▶ **Work instructions**
Check every line below for the word "Merit" and show those that hold it.

--- begin Data for this task ---

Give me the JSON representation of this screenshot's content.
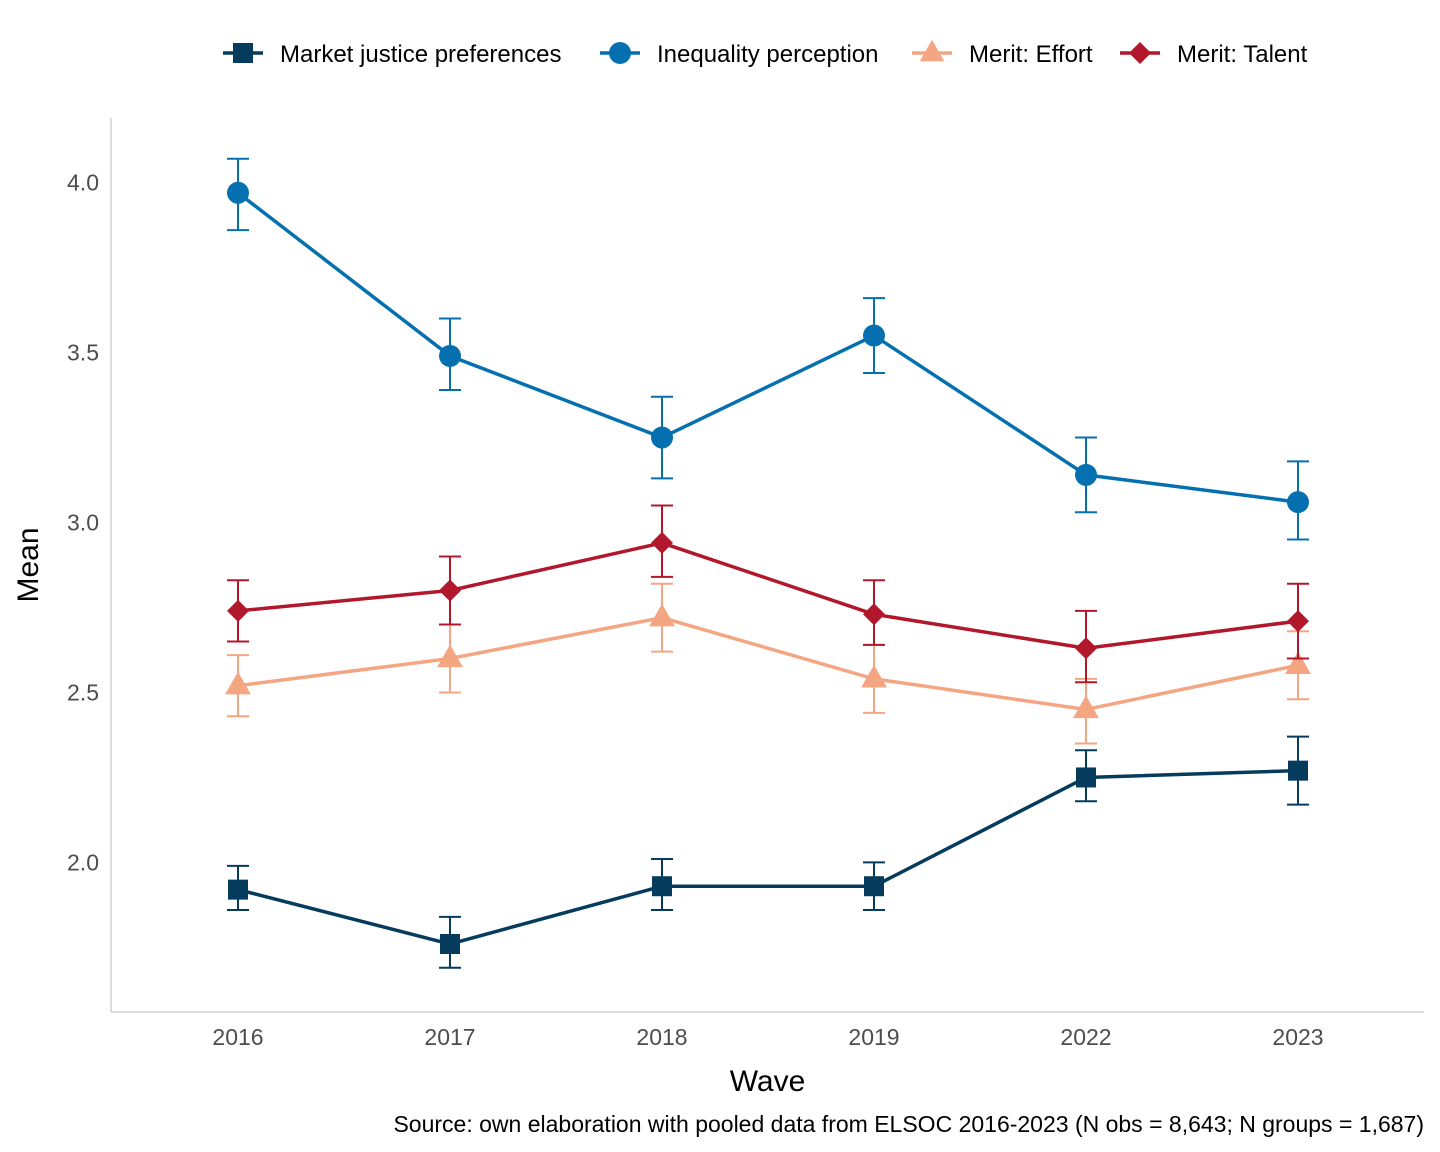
{
  "chart_data": {
    "type": "line",
    "categories": [
      "2016",
      "2017",
      "2018",
      "2019",
      "2022",
      "2023"
    ],
    "xlabel": "Wave",
    "ylabel": "Mean",
    "ylim": [
      1.56,
      4.19
    ],
    "yticks": [
      "2.0",
      "2.5",
      "3.0",
      "3.5",
      "4.0"
    ],
    "grid": false,
    "legend_position": "top",
    "caption": "Source: own elaboration with pooled data from ELSOC 2016-2023 (N obs = 8,643; N groups = 1,687)",
    "series": [
      {
        "name": "Market justice preferences",
        "color": "#053b5c",
        "marker": "square",
        "values": [
          1.92,
          1.76,
          1.93,
          1.93,
          2.25,
          2.27
        ],
        "lower": [
          1.86,
          1.69,
          1.86,
          1.86,
          2.18,
          2.17
        ],
        "upper": [
          1.99,
          1.84,
          2.01,
          2.0,
          2.33,
          2.37
        ]
      },
      {
        "name": "Inequality perception",
        "color": "#0570b0",
        "marker": "circle",
        "values": [
          3.97,
          3.49,
          3.25,
          3.55,
          3.14,
          3.06
        ],
        "lower": [
          3.86,
          3.39,
          3.13,
          3.44,
          3.03,
          2.95
        ],
        "upper": [
          4.07,
          3.6,
          3.37,
          3.66,
          3.25,
          3.18
        ]
      },
      {
        "name": "Merit: Effort",
        "color": "#f4a582",
        "marker": "triangle",
        "values": [
          2.52,
          2.6,
          2.72,
          2.54,
          2.45,
          2.58
        ],
        "lower": [
          2.43,
          2.5,
          2.62,
          2.44,
          2.35,
          2.48
        ],
        "upper": [
          2.61,
          2.7,
          2.82,
          2.64,
          2.54,
          2.68
        ]
      },
      {
        "name": "Merit: Talent",
        "color": "#b2182b",
        "marker": "diamond",
        "values": [
          2.74,
          2.8,
          2.94,
          2.73,
          2.63,
          2.71
        ],
        "lower": [
          2.65,
          2.7,
          2.84,
          2.64,
          2.53,
          2.6
        ],
        "upper": [
          2.83,
          2.9,
          3.05,
          2.83,
          2.74,
          2.82
        ]
      }
    ]
  }
}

--- end Data for this task ---

▶ **The reply**
        "name": "Merit: Effort",
        "name": "Merit: Talent",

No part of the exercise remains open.